- [Task details]: Quote the records in full and leave their pictures out.

Stored data:
>>>>
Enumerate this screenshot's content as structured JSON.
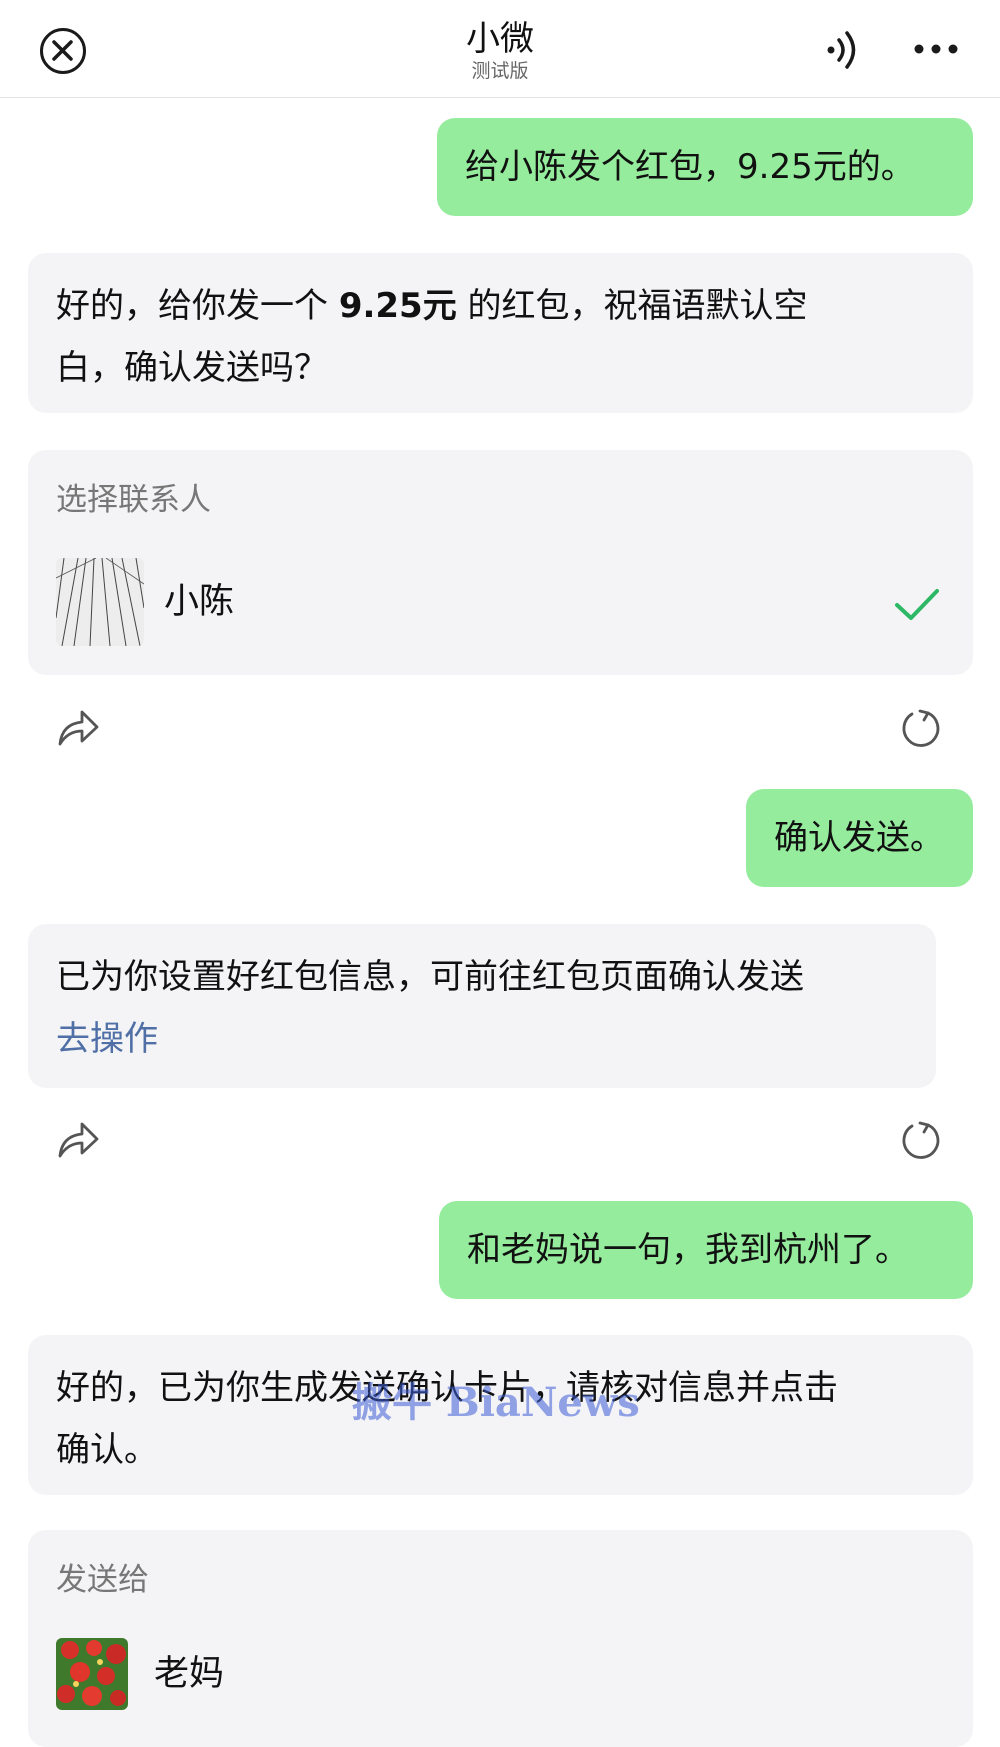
{
  "header": {
    "title": "小微",
    "subtitle": "测试版",
    "close_icon": "close-circle-icon",
    "voice_icon": "speaker-icon",
    "more_icon": "more-dots-icon"
  },
  "colors": {
    "user_bubble": "#95ec9d",
    "bot_bubble": "#f4f4f6",
    "link": "#4f6fa6",
    "check": "#2db865"
  },
  "messages": {
    "m1_user": "给小陈发个红包，9.25元的。",
    "m2_bot_prefix": "好的，给你发一个 ",
    "m2_bot_amount": "9.25元",
    "m2_bot_suffix_line1": " 的红包，祝福语默认空",
    "m2_bot_line2": "白，确认发送吗？",
    "m3_card": {
      "title": "选择联系人",
      "contact_name": "小陈",
      "selected_icon": "check-icon"
    },
    "m4_user": "确认发送。",
    "m5_bot_text": "已为你设置好红包信息，可前往红包页面确认发送",
    "m5_bot_link": "去操作",
    "m6_user": "和老妈说一句，我到杭州了。",
    "m7_bot_line1": "好的，已为你生成发送确认卡片，请核对信息并点击",
    "m7_bot_line2": "确认。",
    "m8_card": {
      "title": "发送给",
      "contact_name": "老妈"
    }
  },
  "watermark": "搬牛 BiaNews"
}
<<<<
- [The result]:
Enumerate this screenshot's content as structured JSON.
{
  "header": {
    "title": "小微",
    "subtitle": "测试版",
    "close_icon": "close-circle-icon",
    "voice_icon": "speaker-icon",
    "more_icon": "more-dots-icon"
  },
  "colors": {
    "user_bubble": "#95ec9d",
    "bot_bubble": "#f4f4f6",
    "link": "#4f6fa6",
    "check": "#2db865"
  },
  "messages": {
    "m1_user": "给小陈发个红包，9.25元的。",
    "m2_bot_prefix": "好的，给你发一个 ",
    "m2_bot_amount": "9.25元",
    "m2_bot_suffix_line1": " 的红包，祝福语默认空",
    "m2_bot_line2": "白，确认发送吗？",
    "m3_card": {
      "title": "选择联系人",
      "contact_name": "小陈",
      "selected_icon": "check-icon"
    },
    "m4_user": "确认发送。",
    "m5_bot_text": "已为你设置好红包信息，可前往红包页面确认发送",
    "m5_bot_link": "去操作",
    "m6_user": "和老妈说一句，我到杭州了。",
    "m7_bot_line1": "好的，已为你生成发送确认卡片，请核对信息并点击",
    "m7_bot_line2": "确认。",
    "m8_card": {
      "title": "发送给",
      "contact_name": "老妈"
    }
  },
  "watermark": "搬牛 BiaNews"
}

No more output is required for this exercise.